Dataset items
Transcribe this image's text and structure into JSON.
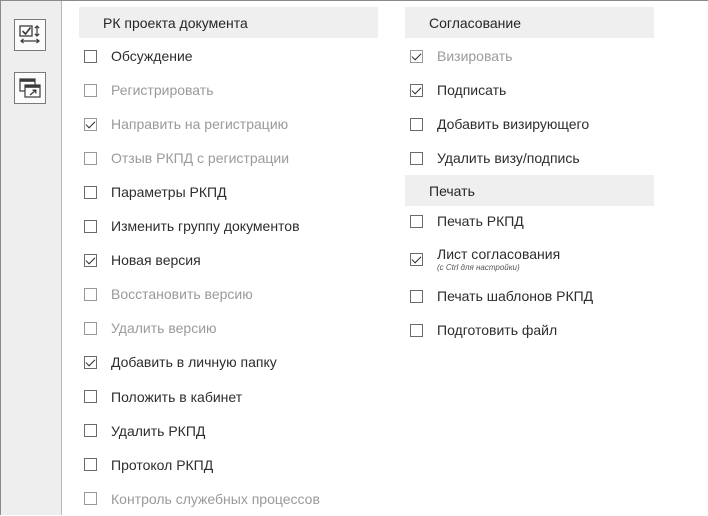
{
  "left_section": {
    "title": "РК проекта документа",
    "items": [
      {
        "label": "Обсуждение",
        "checked": false,
        "disabled": false
      },
      {
        "label": "Регистрировать",
        "checked": false,
        "disabled": true
      },
      {
        "label": "Направить на регистрацию",
        "checked": true,
        "disabled": true
      },
      {
        "label": "Отзыв РКПД с регистрации",
        "checked": false,
        "disabled": true
      },
      {
        "label": "Параметры РКПД",
        "checked": false,
        "disabled": false
      },
      {
        "label": "Изменить группу документов",
        "checked": false,
        "disabled": false
      },
      {
        "label": "Новая версия",
        "checked": true,
        "disabled": false
      },
      {
        "label": "Восстановить версию",
        "checked": false,
        "disabled": true
      },
      {
        "label": "Удалить версию",
        "checked": false,
        "disabled": true
      },
      {
        "label": "Добавить в личную папку",
        "checked": true,
        "disabled": false
      },
      {
        "label": "Положить в кабинет",
        "checked": false,
        "disabled": false
      },
      {
        "label": "Удалить РКПД",
        "checked": false,
        "disabled": false
      },
      {
        "label": "Протокол РКПД",
        "checked": false,
        "disabled": false
      },
      {
        "label": "Контроль служебных процессов",
        "checked": false,
        "disabled": true
      }
    ]
  },
  "approval_section": {
    "title": "Согласование",
    "items": [
      {
        "label": "Визировать",
        "checked": true,
        "disabled": true
      },
      {
        "label": "Подписать",
        "checked": true,
        "disabled": false
      },
      {
        "label": "Добавить визирующего",
        "checked": false,
        "disabled": false
      },
      {
        "label": "Удалить визу/подпись",
        "checked": false,
        "disabled": false
      }
    ]
  },
  "print_section": {
    "title": "Печать",
    "items": [
      {
        "label": "Печать РКПД",
        "checked": false,
        "disabled": false
      },
      {
        "label": "Лист согласования",
        "hint": "(с Ctrl для настройки)",
        "checked": true,
        "disabled": false
      },
      {
        "label": "Печать шаблонов РКПД",
        "checked": false,
        "disabled": false
      },
      {
        "label": "Подготовить файл",
        "checked": false,
        "disabled": false
      }
    ]
  },
  "toolbar": {
    "buttons": [
      {
        "icon": "check-sort-icon"
      },
      {
        "icon": "window-export-icon"
      }
    ]
  }
}
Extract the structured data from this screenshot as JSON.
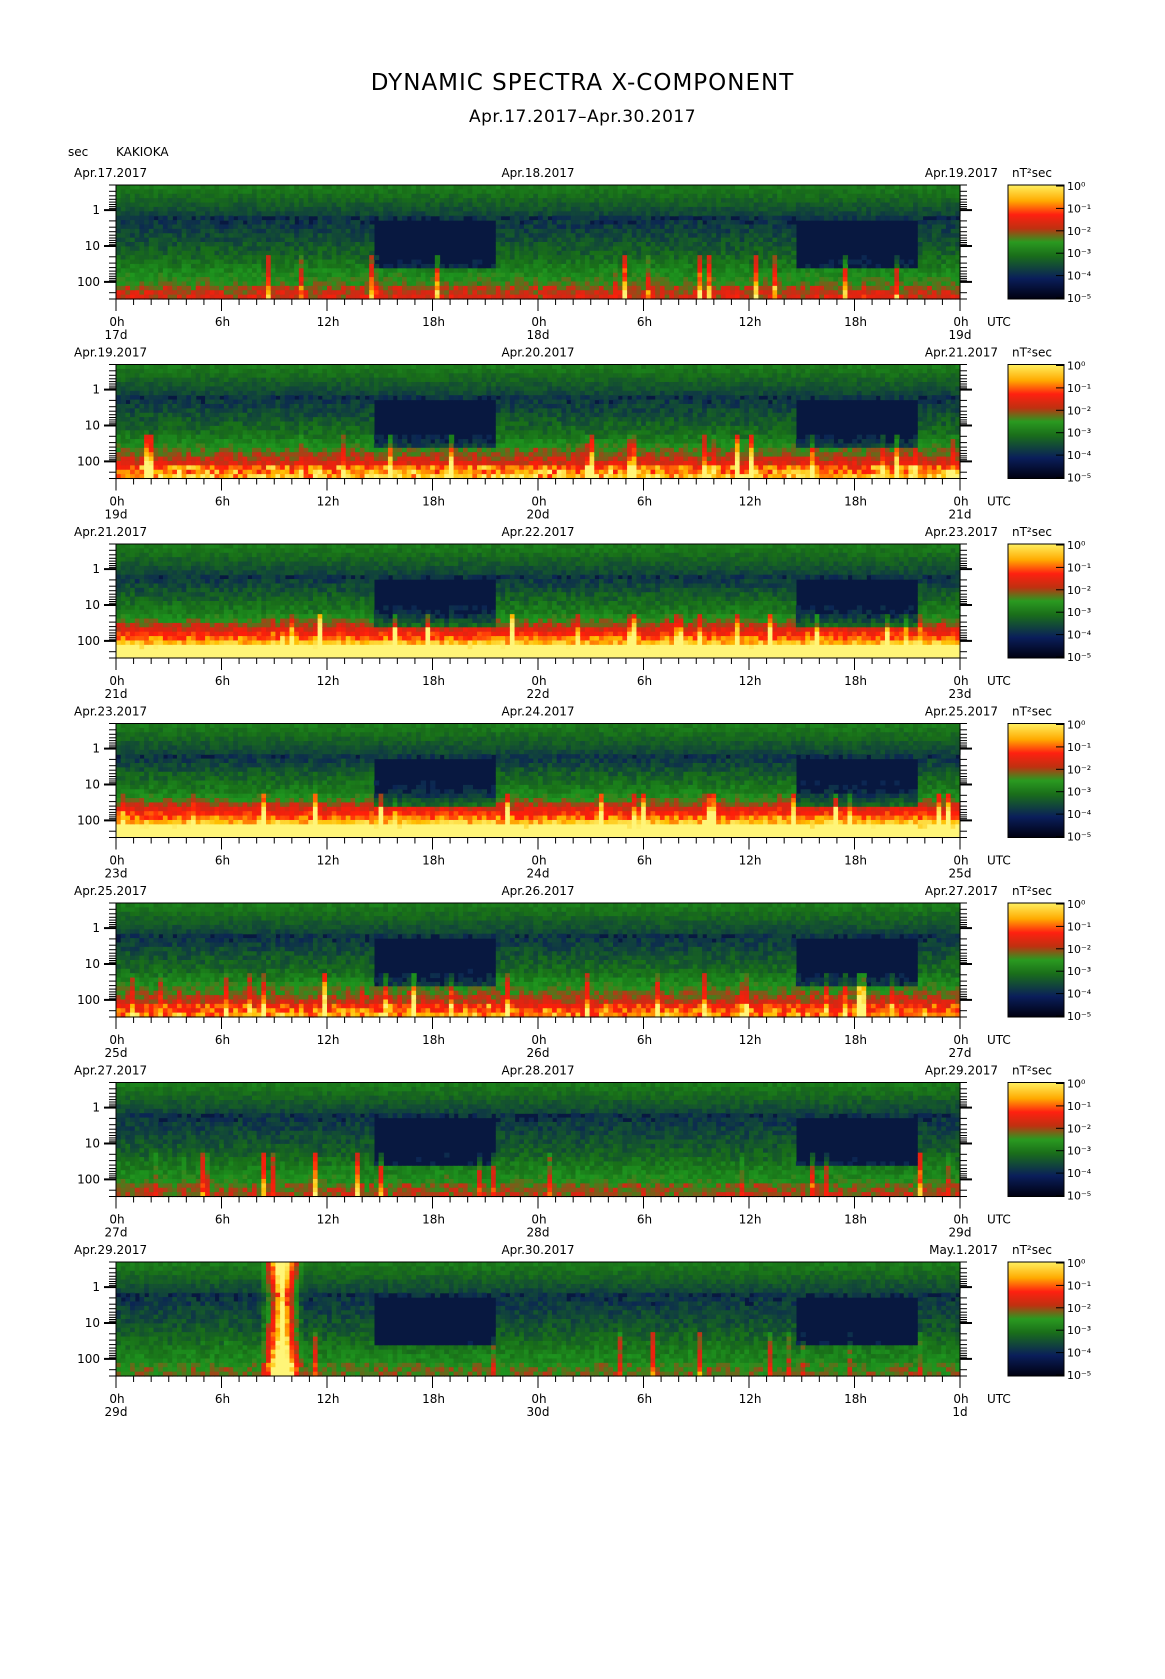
{
  "title": "DYNAMIC SPECTRA X-COMPONENT",
  "subtitle": "Apr.17.2017–Apr.30.2017",
  "station": "KAKIOKA",
  "y_unit": "sec",
  "x_unit": "UTC",
  "power_unit": "nT²sec",
  "chart_data": {
    "type": "heatmap",
    "y_axis": {
      "label": "sec",
      "ticks": [
        "1",
        "10",
        "100"
      ],
      "scale": "log",
      "range": [
        0.2,
        300
      ],
      "inverted": true
    },
    "x_axis": {
      "label": "UTC",
      "hour_ticks": [
        "0h",
        "6h",
        "12h",
        "18h",
        "0h",
        "6h",
        "12h",
        "18h",
        "0h"
      ],
      "span_hours": 48
    },
    "colorbar": {
      "unit": "nT²sec",
      "tick_labels": [
        "10⁰",
        "10⁻¹",
        "10⁻²",
        "10⁻³",
        "10⁻⁴",
        "10⁻⁵"
      ],
      "range_log10": [
        -5,
        0
      ],
      "colors": [
        "#000010",
        "#0a1e5a",
        "#1d8a1d",
        "#e02010",
        "#ffcc00",
        "#fff060"
      ]
    },
    "panels": [
      {
        "left_date": "Apr.17.2017",
        "mid_date": "Apr.18.2017",
        "right_date": "Apr.19.2017",
        "days": [
          "17d",
          "18d",
          "19d"
        ],
        "activity": 0.8,
        "red_level": 0.25,
        "events": []
      },
      {
        "left_date": "Apr.19.2017",
        "mid_date": "Apr.20.2017",
        "right_date": "Apr.21.2017",
        "days": [
          "19d",
          "20d",
          "21d"
        ],
        "activity": 1.0,
        "red_level": 0.5,
        "events": []
      },
      {
        "left_date": "Apr.21.2017",
        "mid_date": "Apr.22.2017",
        "right_date": "Apr.23.2017",
        "days": [
          "21d",
          "22d",
          "23d"
        ],
        "activity": 1.3,
        "red_level": 0.85,
        "events": []
      },
      {
        "left_date": "Apr.23.2017",
        "mid_date": "Apr.24.2017",
        "right_date": "Apr.25.2017",
        "days": [
          "23d",
          "24d",
          "25d"
        ],
        "activity": 1.35,
        "red_level": 0.8,
        "events": []
      },
      {
        "left_date": "Apr.25.2017",
        "mid_date": "Apr.26.2017",
        "right_date": "Apr.27.2017",
        "days": [
          "25d",
          "26d",
          "27d"
        ],
        "activity": 1.0,
        "red_level": 0.4,
        "events": []
      },
      {
        "left_date": "Apr.27.2017",
        "mid_date": "Apr.28.2017",
        "right_date": "Apr.29.2017",
        "days": [
          "27d",
          "28d",
          "29d"
        ],
        "activity": 0.75,
        "red_level": 0.2,
        "events": []
      },
      {
        "left_date": "Apr.29.2017",
        "mid_date": "Apr.30.2017",
        "right_date": "May.1.2017",
        "days": [
          "29d",
          "30d",
          "1d"
        ],
        "activity": 0.7,
        "red_level": 0.15,
        "events": [
          {
            "hour": 9.3,
            "period_top_sec": 0.2
          }
        ]
      }
    ]
  }
}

- DIRECTIONS FOR THIS TASK
Exact duplication of all the records is required; pictures are omitted from the copy.

- WRITTEN REPLY
Transcribe this image's text and structure into JSON.
{
  "left_section": {
    "title": "РК проекта документа",
    "items": [
      {
        "label": "Обсуждение",
        "checked": false,
        "disabled": false
      },
      {
        "label": "Регистрировать",
        "checked": false,
        "disabled": true
      },
      {
        "label": "Направить на регистрацию",
        "checked": true,
        "disabled": true
      },
      {
        "label": "Отзыв РКПД с регистрации",
        "checked": false,
        "disabled": true
      },
      {
        "label": "Параметры РКПД",
        "checked": false,
        "disabled": false
      },
      {
        "label": "Изменить группу документов",
        "checked": false,
        "disabled": false
      },
      {
        "label": "Новая версия",
        "checked": true,
        "disabled": false
      },
      {
        "label": "Восстановить версию",
        "checked": false,
        "disabled": true
      },
      {
        "label": "Удалить версию",
        "checked": false,
        "disabled": true
      },
      {
        "label": "Добавить в личную папку",
        "checked": true,
        "disabled": false
      },
      {
        "label": "Положить в кабинет",
        "checked": false,
        "disabled": false
      },
      {
        "label": "Удалить РКПД",
        "checked": false,
        "disabled": false
      },
      {
        "label": "Протокол РКПД",
        "checked": false,
        "disabled": false
      },
      {
        "label": "Контроль служебных процессов",
        "checked": false,
        "disabled": true
      }
    ]
  },
  "approval_section": {
    "title": "Согласование",
    "items": [
      {
        "label": "Визировать",
        "checked": true,
        "disabled": true
      },
      {
        "label": "Подписать",
        "checked": true,
        "disabled": false
      },
      {
        "label": "Добавить визирующего",
        "checked": false,
        "disabled": false
      },
      {
        "label": "Удалить визу/подпись",
        "checked": false,
        "disabled": false
      }
    ]
  },
  "print_section": {
    "title": "Печать",
    "items": [
      {
        "label": "Печать РКПД",
        "checked": false,
        "disabled": false
      },
      {
        "label": "Лист согласования",
        "hint": "(с Ctrl для настройки)",
        "checked": true,
        "disabled": false
      },
      {
        "label": "Печать шаблонов РКПД",
        "checked": false,
        "disabled": false
      },
      {
        "label": "Подготовить файл",
        "checked": false,
        "disabled": false
      }
    ]
  },
  "toolbar": {
    "buttons": [
      {
        "icon": "check-sort-icon"
      },
      {
        "icon": "window-export-icon"
      }
    ]
  }
}
Extract the structured data from this screenshot as JSON.
{
  "title": "DYNAMIC SPECTRA X-COMPONENT",
  "subtitle": "Apr.17.2017–Apr.30.2017",
  "station": "KAKIOKA",
  "y_unit": "sec",
  "x_unit": "UTC",
  "power_unit": "nT²sec",
  "chart_data": {
    "type": "heatmap",
    "y_axis": {
      "label": "sec",
      "ticks": [
        "1",
        "10",
        "100"
      ],
      "scale": "log",
      "range": [
        0.2,
        300
      ],
      "inverted": true
    },
    "x_axis": {
      "label": "UTC",
      "hour_ticks": [
        "0h",
        "6h",
        "12h",
        "18h",
        "0h",
        "6h",
        "12h",
        "18h",
        "0h"
      ],
      "span_hours": 48
    },
    "colorbar": {
      "unit": "nT²sec",
      "tick_labels": [
        "10⁰",
        "10⁻¹",
        "10⁻²",
        "10⁻³",
        "10⁻⁴",
        "10⁻⁵"
      ],
      "range_log10": [
        -5,
        0
      ],
      "colors": [
        "#000010",
        "#0a1e5a",
        "#1d8a1d",
        "#e02010",
        "#ffcc00",
        "#fff060"
      ]
    },
    "panels": [
      {
        "left_date": "Apr.17.2017",
        "mid_date": "Apr.18.2017",
        "right_date": "Apr.19.2017",
        "days": [
          "17d",
          "18d",
          "19d"
        ],
        "activity": 0.8,
        "red_level": 0.25,
        "events": []
      },
      {
        "left_date": "Apr.19.2017",
        "mid_date": "Apr.20.2017",
        "right_date": "Apr.21.2017",
        "days": [
          "19d",
          "20d",
          "21d"
        ],
        "activity": 1.0,
        "red_level": 0.5,
        "events": []
      },
      {
        "left_date": "Apr.21.2017",
        "mid_date": "Apr.22.2017",
        "right_date": "Apr.23.2017",
        "days": [
          "21d",
          "22d",
          "23d"
        ],
        "activity": 1.3,
        "red_level": 0.85,
        "events": []
      },
      {
        "left_date": "Apr.23.2017",
        "mid_date": "Apr.24.2017",
        "right_date": "Apr.25.2017",
        "days": [
          "23d",
          "24d",
          "25d"
        ],
        "activity": 1.35,
        "red_level": 0.8,
        "events": []
      },
      {
        "left_date": "Apr.25.2017",
        "mid_date": "Apr.26.2017",
        "right_date": "Apr.27.2017",
        "days": [
          "25d",
          "26d",
          "27d"
        ],
        "activity": 1.0,
        "red_level": 0.4,
        "events": []
      },
      {
        "left_date": "Apr.27.2017",
        "mid_date": "Apr.28.2017",
        "right_date": "Apr.29.2017",
        "days": [
          "27d",
          "28d",
          "29d"
        ],
        "activity": 0.75,
        "red_level": 0.2,
        "events": []
      },
      {
        "left_date": "Apr.29.2017",
        "mid_date": "Apr.30.2017",
        "right_date": "May.1.2017",
        "days": [
          "29d",
          "30d",
          "1d"
        ],
        "activity": 0.7,
        "red_level": 0.15,
        "events": [
          {
            "hour": 9.3,
            "period_top_sec": 0.2
          }
        ]
      }
    ]
  }
}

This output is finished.